> [SELECTED EXTRACT]

——

RF showed slower inference times, needing 0.411 s during CV and 0.437 s during test evaluation. BR did almost as well but was better in terms of a lower inference time of 0.193 s in CV and 0.206 s in test evaluation, and thus, it stands out as a good balance.
Linear models had negligible inference times, taking under 0.002 s, but had no predictive ability. These results further confirm that XGBst and LGBM are optimal in speed and accuracy. RF has been proven useful in cases where more latency is acceptable in return for better performance.
5.4.3 Memory consumption
Memory efficiency is another important factor when deploying a model, especially when working with limited resources. RF used the most memory, at 126.93 MB for CV and 132.11 MB for test evaluation, which could be problematic for deployment in low-resource environments. However, BR reduced memory usage to 76.42 MB for CV and 81.87 MB for test evaluation with good performance.
Boosting models showed greater efficiency as XGBst required 104.34 MB for CV and 107.82 MB for test evaluation. Nonetheless, the memory efficiency of LGBM made it the most computationally efficient, using only 1.71 MB and 1.96 MB, for CV and test evaluation, respectively. These findings show that LGBM is optimal for memory-limited deployments.
Lastly, while linear models consumed less than 1 MB, their poor performance limited their practicality. In sum, these results point to LGBM outperforming other models for memory efficiency, followed by XGBst, while RF and BR models had considerably higher memory requirements to achieve accuracy. Bar plots illustrating the performance comparison of models in 10-fold CV and test dataset are shown in Figures 10 and 11 respectively.

——

> [PROVIDED DATA]

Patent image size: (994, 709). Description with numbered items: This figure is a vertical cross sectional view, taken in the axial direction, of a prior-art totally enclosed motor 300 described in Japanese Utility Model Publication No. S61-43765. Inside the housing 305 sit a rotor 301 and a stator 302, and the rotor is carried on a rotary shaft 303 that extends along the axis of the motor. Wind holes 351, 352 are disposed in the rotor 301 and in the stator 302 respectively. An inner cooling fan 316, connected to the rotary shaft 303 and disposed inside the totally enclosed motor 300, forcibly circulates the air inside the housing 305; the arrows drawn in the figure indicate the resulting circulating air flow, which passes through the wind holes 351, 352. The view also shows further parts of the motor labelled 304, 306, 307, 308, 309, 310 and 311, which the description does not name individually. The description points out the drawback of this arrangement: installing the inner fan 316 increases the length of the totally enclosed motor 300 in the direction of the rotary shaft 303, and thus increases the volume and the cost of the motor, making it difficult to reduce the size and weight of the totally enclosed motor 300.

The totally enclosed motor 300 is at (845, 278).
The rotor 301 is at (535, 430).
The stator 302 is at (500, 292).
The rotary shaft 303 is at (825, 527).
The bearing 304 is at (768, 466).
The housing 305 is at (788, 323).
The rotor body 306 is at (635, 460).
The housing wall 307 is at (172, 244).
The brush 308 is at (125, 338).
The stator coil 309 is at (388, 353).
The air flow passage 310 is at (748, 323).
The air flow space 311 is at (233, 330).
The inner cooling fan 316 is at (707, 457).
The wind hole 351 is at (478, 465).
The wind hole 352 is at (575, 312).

——

> [EXERCISE REQUIREMENTS] Duplicate the excerpt on model speed and memory use word for word, everything from "Boosting models showed" down to "for memory-limited deployments.".

> [RESULT OF THE TASK]
Boosting models showed greater efficiency as XGBst required 104.34 MB for CV and 107.82 MB for test evaluation. Nonetheless, the memory efficiency of LGBM made it the most computationally efficient, using only 1.71 MB and 1.96 MB, for CV and test evaluation, respectively. These findings show that LGBM is optimal for memory-limited deployments.